Using the material below, work out how many lines contain the word "fraction". Reply with the number and nothing more.

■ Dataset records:

::::

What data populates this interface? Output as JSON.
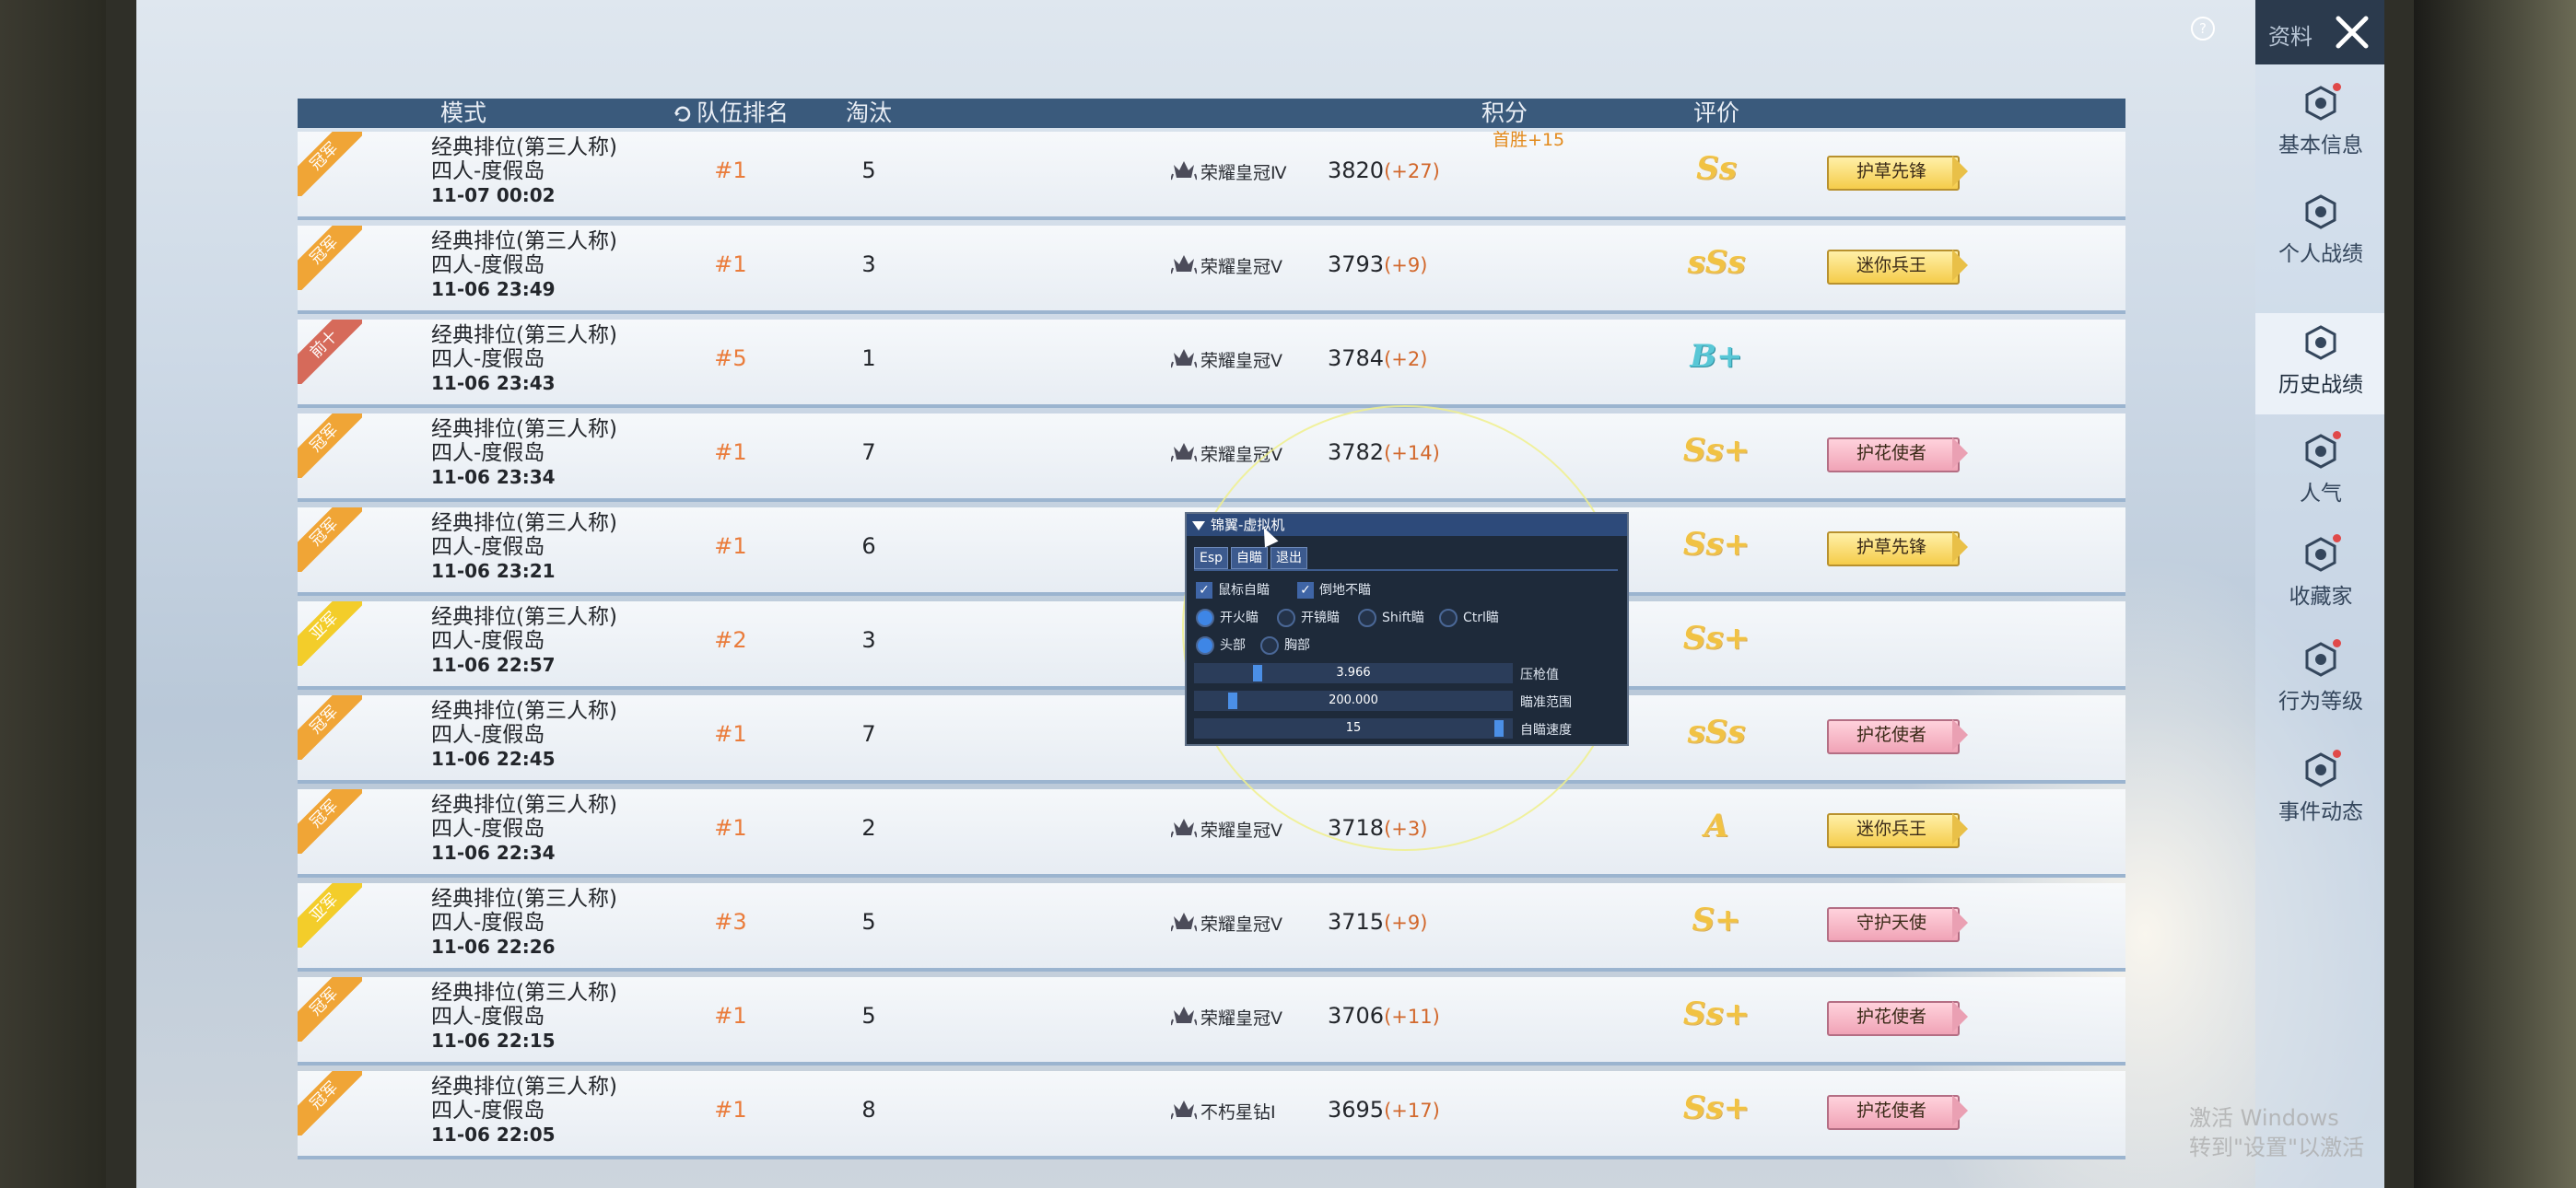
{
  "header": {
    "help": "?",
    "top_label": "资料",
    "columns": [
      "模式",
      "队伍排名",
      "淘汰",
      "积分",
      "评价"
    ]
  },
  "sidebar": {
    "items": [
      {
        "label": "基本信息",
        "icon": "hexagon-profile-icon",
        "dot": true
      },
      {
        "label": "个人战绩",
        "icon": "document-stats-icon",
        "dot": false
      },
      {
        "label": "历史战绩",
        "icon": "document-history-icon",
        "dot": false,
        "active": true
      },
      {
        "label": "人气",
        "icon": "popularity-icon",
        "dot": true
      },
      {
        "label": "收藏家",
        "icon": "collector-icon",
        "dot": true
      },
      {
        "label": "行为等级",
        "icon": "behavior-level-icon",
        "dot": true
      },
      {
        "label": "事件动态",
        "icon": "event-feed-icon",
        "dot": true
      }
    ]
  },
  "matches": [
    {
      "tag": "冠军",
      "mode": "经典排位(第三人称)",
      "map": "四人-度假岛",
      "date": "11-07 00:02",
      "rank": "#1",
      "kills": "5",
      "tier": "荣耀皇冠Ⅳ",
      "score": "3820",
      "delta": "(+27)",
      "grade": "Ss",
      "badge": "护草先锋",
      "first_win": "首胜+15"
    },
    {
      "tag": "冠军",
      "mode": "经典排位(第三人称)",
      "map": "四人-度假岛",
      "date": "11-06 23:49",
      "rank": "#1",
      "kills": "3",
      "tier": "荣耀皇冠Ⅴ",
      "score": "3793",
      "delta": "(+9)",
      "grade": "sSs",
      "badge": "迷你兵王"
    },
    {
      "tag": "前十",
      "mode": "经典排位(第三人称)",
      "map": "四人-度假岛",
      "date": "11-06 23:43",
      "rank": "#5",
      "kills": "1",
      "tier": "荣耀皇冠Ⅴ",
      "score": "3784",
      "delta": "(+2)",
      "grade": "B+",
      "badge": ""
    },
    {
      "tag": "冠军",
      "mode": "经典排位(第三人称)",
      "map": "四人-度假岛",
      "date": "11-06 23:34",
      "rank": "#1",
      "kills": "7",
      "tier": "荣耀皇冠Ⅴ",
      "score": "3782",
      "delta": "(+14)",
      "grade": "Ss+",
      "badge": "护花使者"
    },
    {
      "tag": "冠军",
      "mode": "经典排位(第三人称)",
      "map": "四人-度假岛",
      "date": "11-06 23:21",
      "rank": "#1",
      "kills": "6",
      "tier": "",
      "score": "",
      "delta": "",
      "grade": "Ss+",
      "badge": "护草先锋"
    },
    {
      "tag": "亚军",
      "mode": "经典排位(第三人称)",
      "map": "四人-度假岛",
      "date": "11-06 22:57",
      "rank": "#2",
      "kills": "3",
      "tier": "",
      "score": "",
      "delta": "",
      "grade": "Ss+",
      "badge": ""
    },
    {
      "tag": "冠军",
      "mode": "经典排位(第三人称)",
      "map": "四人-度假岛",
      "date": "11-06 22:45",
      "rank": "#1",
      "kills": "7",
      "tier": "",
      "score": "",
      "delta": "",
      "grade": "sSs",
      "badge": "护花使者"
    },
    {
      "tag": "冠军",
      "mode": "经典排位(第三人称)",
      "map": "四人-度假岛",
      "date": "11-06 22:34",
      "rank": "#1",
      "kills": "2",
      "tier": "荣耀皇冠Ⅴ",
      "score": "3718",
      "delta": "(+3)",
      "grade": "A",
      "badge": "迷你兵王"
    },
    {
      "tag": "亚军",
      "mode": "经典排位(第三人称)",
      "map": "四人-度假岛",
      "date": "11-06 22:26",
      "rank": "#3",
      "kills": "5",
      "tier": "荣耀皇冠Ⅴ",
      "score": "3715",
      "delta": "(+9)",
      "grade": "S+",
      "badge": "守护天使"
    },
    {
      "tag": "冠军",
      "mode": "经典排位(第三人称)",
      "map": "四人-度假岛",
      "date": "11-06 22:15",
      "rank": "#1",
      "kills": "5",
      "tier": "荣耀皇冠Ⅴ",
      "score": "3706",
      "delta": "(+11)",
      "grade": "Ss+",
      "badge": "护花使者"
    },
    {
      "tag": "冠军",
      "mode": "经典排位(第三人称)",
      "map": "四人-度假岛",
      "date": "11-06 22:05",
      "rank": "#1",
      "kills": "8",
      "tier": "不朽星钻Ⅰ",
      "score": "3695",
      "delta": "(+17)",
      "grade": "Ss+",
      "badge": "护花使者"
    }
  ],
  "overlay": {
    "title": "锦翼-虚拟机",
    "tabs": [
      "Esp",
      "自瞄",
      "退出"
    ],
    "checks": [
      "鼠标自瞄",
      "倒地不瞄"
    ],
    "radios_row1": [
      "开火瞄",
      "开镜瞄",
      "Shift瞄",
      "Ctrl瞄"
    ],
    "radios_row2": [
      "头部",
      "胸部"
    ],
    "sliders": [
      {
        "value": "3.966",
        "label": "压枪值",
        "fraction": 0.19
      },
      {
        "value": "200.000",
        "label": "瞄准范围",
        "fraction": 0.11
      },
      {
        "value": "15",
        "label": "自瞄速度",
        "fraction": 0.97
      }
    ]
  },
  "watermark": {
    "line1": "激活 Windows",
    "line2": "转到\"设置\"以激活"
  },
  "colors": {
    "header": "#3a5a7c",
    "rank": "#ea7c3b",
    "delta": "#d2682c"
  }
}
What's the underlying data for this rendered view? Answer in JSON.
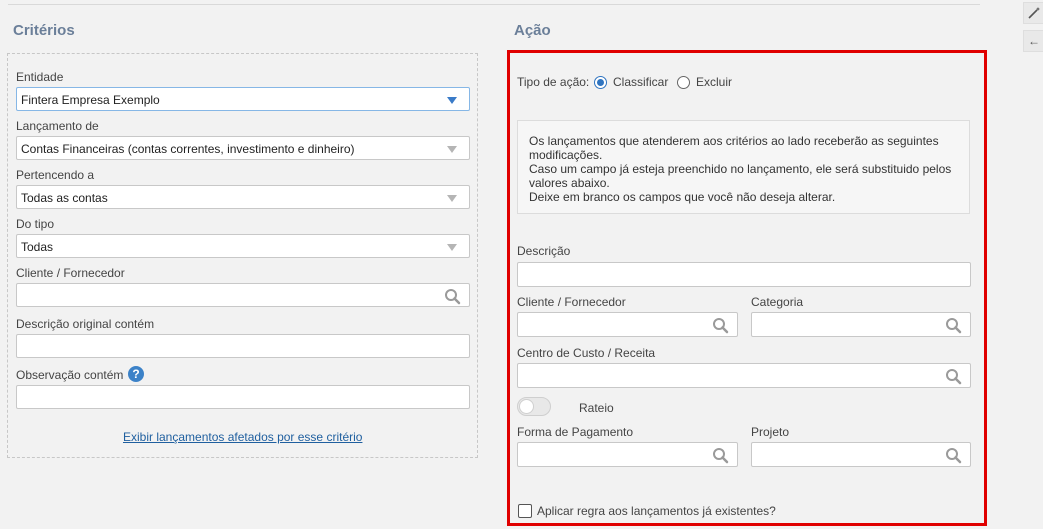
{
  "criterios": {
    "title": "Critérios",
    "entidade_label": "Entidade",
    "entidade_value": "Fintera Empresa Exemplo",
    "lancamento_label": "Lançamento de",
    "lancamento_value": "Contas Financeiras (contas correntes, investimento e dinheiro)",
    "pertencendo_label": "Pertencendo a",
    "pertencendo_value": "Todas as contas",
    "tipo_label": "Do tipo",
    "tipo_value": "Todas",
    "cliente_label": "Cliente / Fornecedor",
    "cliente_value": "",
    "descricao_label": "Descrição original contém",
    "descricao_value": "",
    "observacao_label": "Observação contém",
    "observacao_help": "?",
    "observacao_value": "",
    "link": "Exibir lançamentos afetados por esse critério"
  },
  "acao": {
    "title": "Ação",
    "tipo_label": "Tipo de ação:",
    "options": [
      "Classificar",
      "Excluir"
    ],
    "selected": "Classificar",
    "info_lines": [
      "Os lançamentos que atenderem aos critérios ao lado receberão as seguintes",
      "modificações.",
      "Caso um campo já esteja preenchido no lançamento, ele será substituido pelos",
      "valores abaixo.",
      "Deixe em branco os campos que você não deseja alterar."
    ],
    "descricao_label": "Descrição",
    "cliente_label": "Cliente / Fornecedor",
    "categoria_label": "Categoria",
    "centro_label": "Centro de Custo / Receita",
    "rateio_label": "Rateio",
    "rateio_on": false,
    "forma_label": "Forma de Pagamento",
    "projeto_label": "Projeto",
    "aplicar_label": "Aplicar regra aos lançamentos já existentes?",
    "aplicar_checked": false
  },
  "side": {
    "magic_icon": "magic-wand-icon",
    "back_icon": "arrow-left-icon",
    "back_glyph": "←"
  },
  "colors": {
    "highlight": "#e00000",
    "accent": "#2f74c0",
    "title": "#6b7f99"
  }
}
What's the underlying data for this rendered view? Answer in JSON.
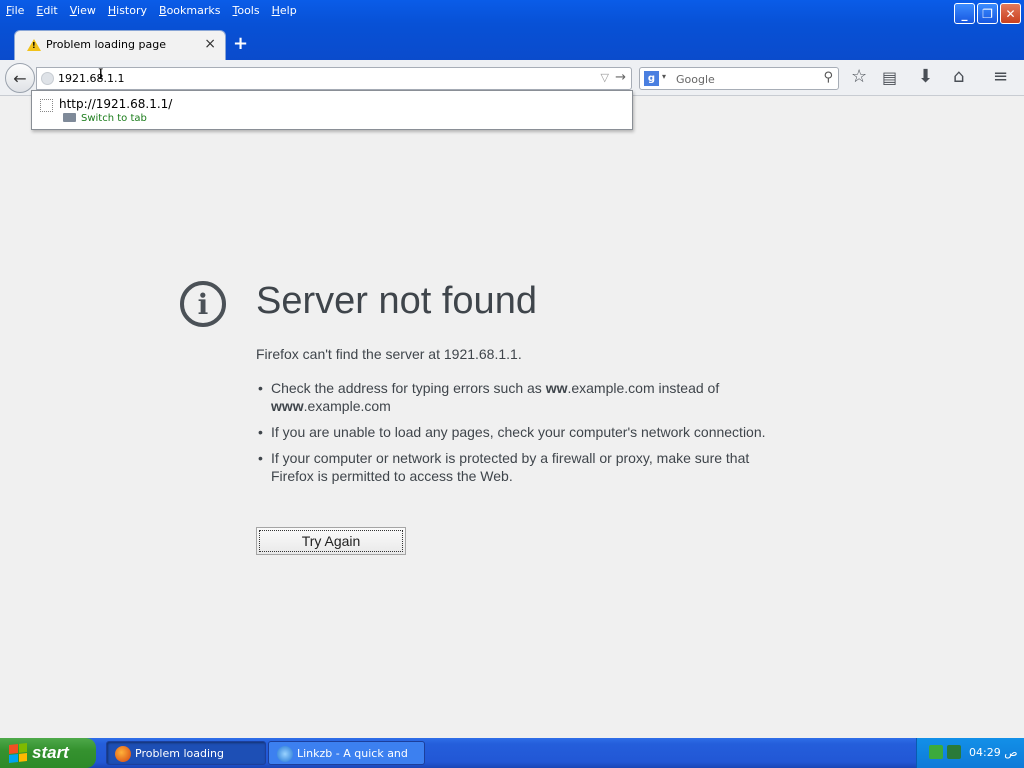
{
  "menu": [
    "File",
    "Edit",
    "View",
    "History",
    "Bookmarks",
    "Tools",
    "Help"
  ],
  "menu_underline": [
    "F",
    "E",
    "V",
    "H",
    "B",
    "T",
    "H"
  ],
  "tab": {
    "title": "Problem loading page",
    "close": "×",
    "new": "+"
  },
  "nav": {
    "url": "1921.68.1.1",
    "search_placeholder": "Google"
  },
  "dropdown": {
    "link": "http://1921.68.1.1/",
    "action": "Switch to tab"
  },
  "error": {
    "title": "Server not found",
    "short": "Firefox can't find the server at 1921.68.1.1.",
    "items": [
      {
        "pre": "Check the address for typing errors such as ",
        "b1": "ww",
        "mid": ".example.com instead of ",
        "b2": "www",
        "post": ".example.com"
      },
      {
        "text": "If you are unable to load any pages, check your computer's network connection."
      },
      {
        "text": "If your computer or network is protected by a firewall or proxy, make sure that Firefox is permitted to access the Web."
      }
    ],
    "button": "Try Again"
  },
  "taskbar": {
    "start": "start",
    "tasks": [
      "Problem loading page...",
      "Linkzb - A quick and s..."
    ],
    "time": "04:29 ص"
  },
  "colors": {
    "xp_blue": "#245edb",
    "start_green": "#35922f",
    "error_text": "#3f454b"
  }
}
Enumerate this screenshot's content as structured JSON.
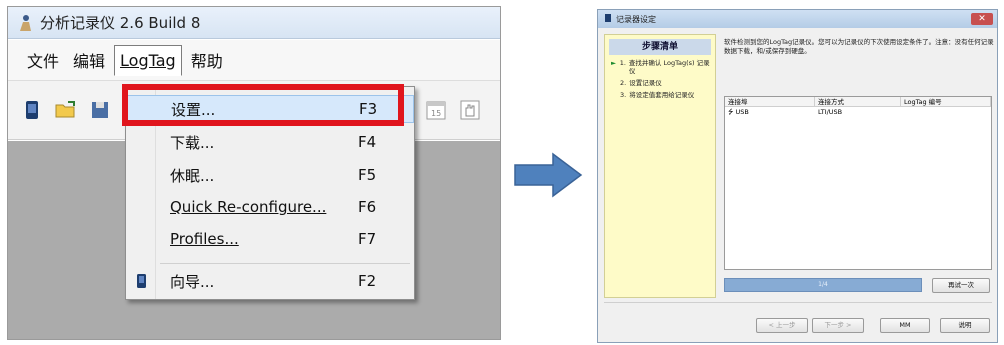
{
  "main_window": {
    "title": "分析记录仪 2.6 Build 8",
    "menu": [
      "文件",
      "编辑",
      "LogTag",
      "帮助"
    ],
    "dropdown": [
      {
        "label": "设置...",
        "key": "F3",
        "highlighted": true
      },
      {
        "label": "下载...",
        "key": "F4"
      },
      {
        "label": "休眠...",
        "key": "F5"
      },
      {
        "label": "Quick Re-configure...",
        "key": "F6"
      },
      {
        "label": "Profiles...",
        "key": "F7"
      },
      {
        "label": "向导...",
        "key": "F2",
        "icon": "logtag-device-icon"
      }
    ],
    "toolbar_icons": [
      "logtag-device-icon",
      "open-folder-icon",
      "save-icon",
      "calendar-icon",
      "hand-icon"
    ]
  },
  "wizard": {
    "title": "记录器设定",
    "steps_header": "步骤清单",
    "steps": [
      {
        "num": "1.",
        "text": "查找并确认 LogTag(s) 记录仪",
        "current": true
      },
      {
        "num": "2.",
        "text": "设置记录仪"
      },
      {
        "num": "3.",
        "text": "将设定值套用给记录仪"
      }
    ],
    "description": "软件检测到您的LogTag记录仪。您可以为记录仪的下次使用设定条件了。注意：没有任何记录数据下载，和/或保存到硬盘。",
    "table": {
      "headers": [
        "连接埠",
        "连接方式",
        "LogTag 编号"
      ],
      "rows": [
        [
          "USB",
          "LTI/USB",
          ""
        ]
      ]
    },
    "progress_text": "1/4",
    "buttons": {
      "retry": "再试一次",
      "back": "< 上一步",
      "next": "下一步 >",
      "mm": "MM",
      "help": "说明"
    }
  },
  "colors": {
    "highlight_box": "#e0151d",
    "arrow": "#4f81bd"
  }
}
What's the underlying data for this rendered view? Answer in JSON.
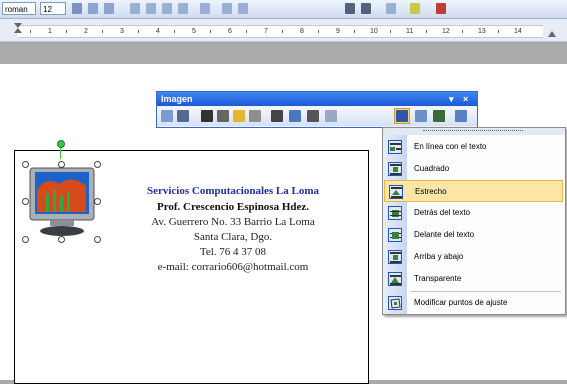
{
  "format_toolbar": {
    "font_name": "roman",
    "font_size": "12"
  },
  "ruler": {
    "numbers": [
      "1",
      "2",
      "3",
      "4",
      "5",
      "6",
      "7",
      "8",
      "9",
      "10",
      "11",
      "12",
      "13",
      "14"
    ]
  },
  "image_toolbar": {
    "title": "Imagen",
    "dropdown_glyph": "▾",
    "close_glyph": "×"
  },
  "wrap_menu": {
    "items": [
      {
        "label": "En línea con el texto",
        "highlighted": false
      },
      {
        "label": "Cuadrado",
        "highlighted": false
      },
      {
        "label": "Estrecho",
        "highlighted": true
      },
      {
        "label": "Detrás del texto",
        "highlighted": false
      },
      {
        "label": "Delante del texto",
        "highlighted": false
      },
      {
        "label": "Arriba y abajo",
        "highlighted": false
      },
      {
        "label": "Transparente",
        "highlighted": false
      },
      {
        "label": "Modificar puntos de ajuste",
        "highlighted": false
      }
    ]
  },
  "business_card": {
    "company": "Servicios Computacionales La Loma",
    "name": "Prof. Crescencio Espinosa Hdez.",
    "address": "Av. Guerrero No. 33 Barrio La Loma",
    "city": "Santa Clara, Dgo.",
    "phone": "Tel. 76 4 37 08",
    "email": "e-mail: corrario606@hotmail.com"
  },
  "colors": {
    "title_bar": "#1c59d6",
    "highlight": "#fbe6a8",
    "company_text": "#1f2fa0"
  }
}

::::

■ Full output: 3